WORK TO COMPLETE:
Copy out the complete listing, word for word.

RECORDED INFORMATION:

- - - - -

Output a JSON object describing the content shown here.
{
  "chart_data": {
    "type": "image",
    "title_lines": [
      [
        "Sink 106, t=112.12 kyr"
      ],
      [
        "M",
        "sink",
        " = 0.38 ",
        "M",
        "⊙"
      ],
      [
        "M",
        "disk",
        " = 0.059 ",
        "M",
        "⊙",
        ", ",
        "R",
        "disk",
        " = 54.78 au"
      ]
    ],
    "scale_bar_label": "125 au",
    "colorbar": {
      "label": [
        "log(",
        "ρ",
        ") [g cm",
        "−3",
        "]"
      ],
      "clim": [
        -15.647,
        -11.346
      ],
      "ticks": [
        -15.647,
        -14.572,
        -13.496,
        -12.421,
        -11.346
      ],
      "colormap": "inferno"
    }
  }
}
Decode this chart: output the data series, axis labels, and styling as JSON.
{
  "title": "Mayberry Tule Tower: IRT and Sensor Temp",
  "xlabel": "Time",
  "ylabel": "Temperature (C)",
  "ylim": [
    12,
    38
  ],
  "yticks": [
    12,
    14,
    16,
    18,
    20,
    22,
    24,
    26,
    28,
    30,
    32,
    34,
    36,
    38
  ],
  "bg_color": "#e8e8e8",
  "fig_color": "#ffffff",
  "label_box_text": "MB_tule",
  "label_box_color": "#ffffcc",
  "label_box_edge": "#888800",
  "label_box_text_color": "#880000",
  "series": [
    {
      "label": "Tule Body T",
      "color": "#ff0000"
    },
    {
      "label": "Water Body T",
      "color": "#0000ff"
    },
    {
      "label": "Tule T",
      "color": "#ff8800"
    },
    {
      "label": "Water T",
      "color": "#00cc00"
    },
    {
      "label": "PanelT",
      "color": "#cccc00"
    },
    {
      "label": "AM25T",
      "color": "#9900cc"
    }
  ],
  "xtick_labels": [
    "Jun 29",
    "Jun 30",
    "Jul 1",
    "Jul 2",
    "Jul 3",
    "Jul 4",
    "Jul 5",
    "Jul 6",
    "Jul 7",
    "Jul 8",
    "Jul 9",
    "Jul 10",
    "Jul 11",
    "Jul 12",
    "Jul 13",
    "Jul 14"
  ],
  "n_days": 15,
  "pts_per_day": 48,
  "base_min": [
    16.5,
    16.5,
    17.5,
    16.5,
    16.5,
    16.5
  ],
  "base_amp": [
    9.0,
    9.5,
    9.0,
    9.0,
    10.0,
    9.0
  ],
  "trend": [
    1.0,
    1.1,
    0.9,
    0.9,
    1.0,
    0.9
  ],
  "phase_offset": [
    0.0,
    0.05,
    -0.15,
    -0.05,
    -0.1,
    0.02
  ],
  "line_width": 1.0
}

- - - - -

RESULT OF THE EXERCISE:
Output a JSON object describing the content shown here.
{
  "chart_data": {
    "type": "image",
    "title_lines": [
      [
        "Sink 106, t=112.12 kyr"
      ],
      [
        "M",
        "sink",
        " = 0.38 ",
        "M",
        "⊙"
      ],
      [
        "M",
        "disk",
        " = 0.059 ",
        "M",
        "⊙",
        ", ",
        "R",
        "disk",
        " = 54.78 au"
      ]
    ],
    "scale_bar_label": "125 au",
    "colorbar": {
      "label": [
        "log(",
        "ρ",
        ") [g cm",
        "−3",
        "]"
      ],
      "clim": [
        -15.647,
        -11.346
      ],
      "ticks": [
        -15.647,
        -14.572,
        -13.496,
        -12.421,
        -11.346
      ],
      "colormap": "inferno"
    }
  }
}
Decode this chart: output the data series, axis labels, and styling as JSON.
{
  "title": "Mayberry Tule Tower: IRT and Sensor Temp",
  "xlabel": "Time",
  "ylabel": "Temperature (C)",
  "ylim": [
    12,
    38
  ],
  "yticks": [
    12,
    14,
    16,
    18,
    20,
    22,
    24,
    26,
    28,
    30,
    32,
    34,
    36,
    38
  ],
  "bg_color": "#e8e8e8",
  "fig_color": "#ffffff",
  "label_box_text": "MB_tule",
  "label_box_color": "#ffffcc",
  "label_box_edge": "#888800",
  "label_box_text_color": "#880000",
  "series": [
    {
      "label": "Tule Body T",
      "color": "#ff0000"
    },
    {
      "label": "Water Body T",
      "color": "#0000ff"
    },
    {
      "label": "Tule T",
      "color": "#ff8800"
    },
    {
      "label": "Water T",
      "color": "#00cc00"
    },
    {
      "label": "PanelT",
      "color": "#cccc00"
    },
    {
      "label": "AM25T",
      "color": "#9900cc"
    }
  ],
  "xtick_labels": [
    "Jun 29",
    "Jun 30",
    "Jul 1",
    "Jul 2",
    "Jul 3",
    "Jul 4",
    "Jul 5",
    "Jul 6",
    "Jul 7",
    "Jul 8",
    "Jul 9",
    "Jul 10",
    "Jul 11",
    "Jul 12",
    "Jul 13",
    "Jul 14"
  ],
  "n_days": 15,
  "pts_per_day": 48,
  "base_min": [
    16.5,
    16.5,
    17.5,
    16.5,
    16.5,
    16.5
  ],
  "base_amp": [
    9.0,
    9.5,
    9.0,
    9.0,
    10.0,
    9.0
  ],
  "trend": [
    1.0,
    1.1,
    0.9,
    0.9,
    1.0,
    0.9
  ],
  "phase_offset": [
    0.0,
    0.05,
    -0.15,
    -0.05,
    -0.1,
    0.02
  ],
  "line_width": 1.0
}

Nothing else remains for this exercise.